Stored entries
-=-=-
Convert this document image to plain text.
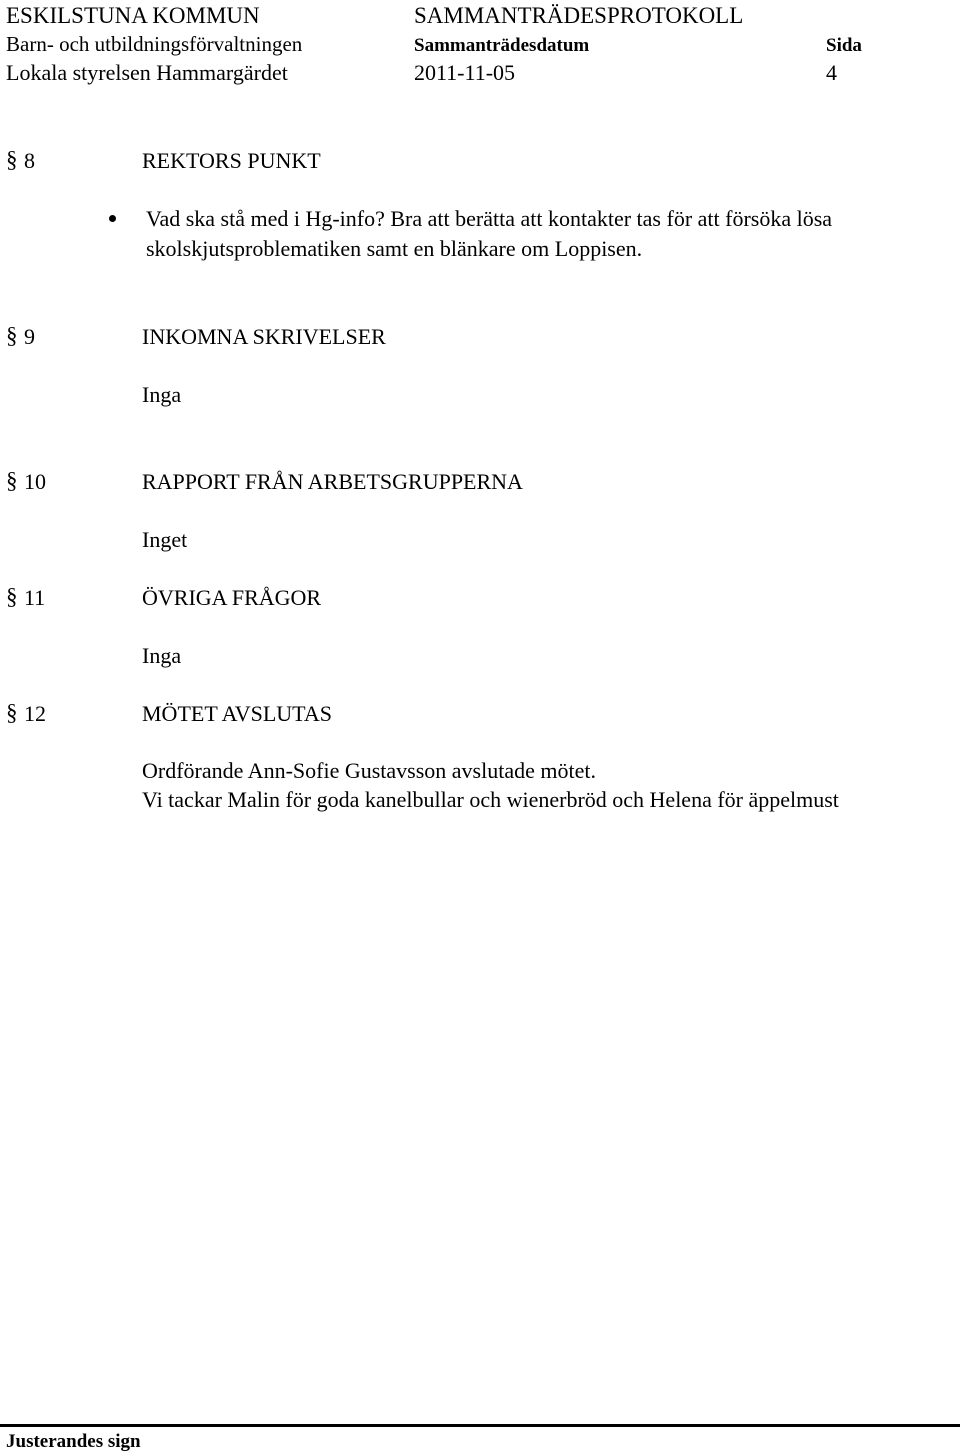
ESKILSTUNA KOMMUN	SAMMANTRÄDESPROTOKOLL
Barn- och utbildningsförvaltningen	Sammanträdesdatum	Sida
Lokala styrelsen Hammargärdet	2011-11-05	4
§ 8	REKTORS PUNKT
Vad ska stå med i Hg-info? Bra att berätta att kontakter tas för att försöka lösa
skolskjutsproblematiken samt en blänkare om Loppisen.
§ 9	INKOMNA SKRIVELSER
Inga
§ 10	RAPPORT FRÅN ARBETSGRUPPERNA
Inget
§ 11	ÖVRIGA FRÅGOR
Inga
§ 12	MÖTET AVSLUTAS
Ordförande Ann-Sofie Gustavsson avslutade mötet.
Vi tackar Malin för goda kanelbullar och wienerbröd och Helena för äppelmust
Justerandes sign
-=-=-
WRITTEN REQUEST: Copy every record above exactly as written, but leave out the pictures.

TASK SOLUTION:
Convert this document image to plain text.
ESKILSTUNA KOMMUN	SAMMANTRÄDESPROTOKOLL
Barn- och utbildningsförvaltningen	Sammanträdesdatum	Sida
Lokala styrelsen Hammargärdet	2011-11-05	4
§ 8	REKTORS PUNKT
Vad ska stå med i Hg-info? Bra att berätta att kontakter tas för att försöka lösa
skolskjutsproblematiken samt en blänkare om Loppisen.
§ 9	INKOMNA SKRIVELSER
Inga
§ 10	RAPPORT FRÅN ARBETSGRUPPERNA
Inget
§ 11	ÖVRIGA FRÅGOR
Inga
§ 12	MÖTET AVSLUTAS
Ordförande Ann-Sofie Gustavsson avslutade mötet.
Vi tackar Malin för goda kanelbullar och wienerbröd och Helena för äppelmust
Justerandes sign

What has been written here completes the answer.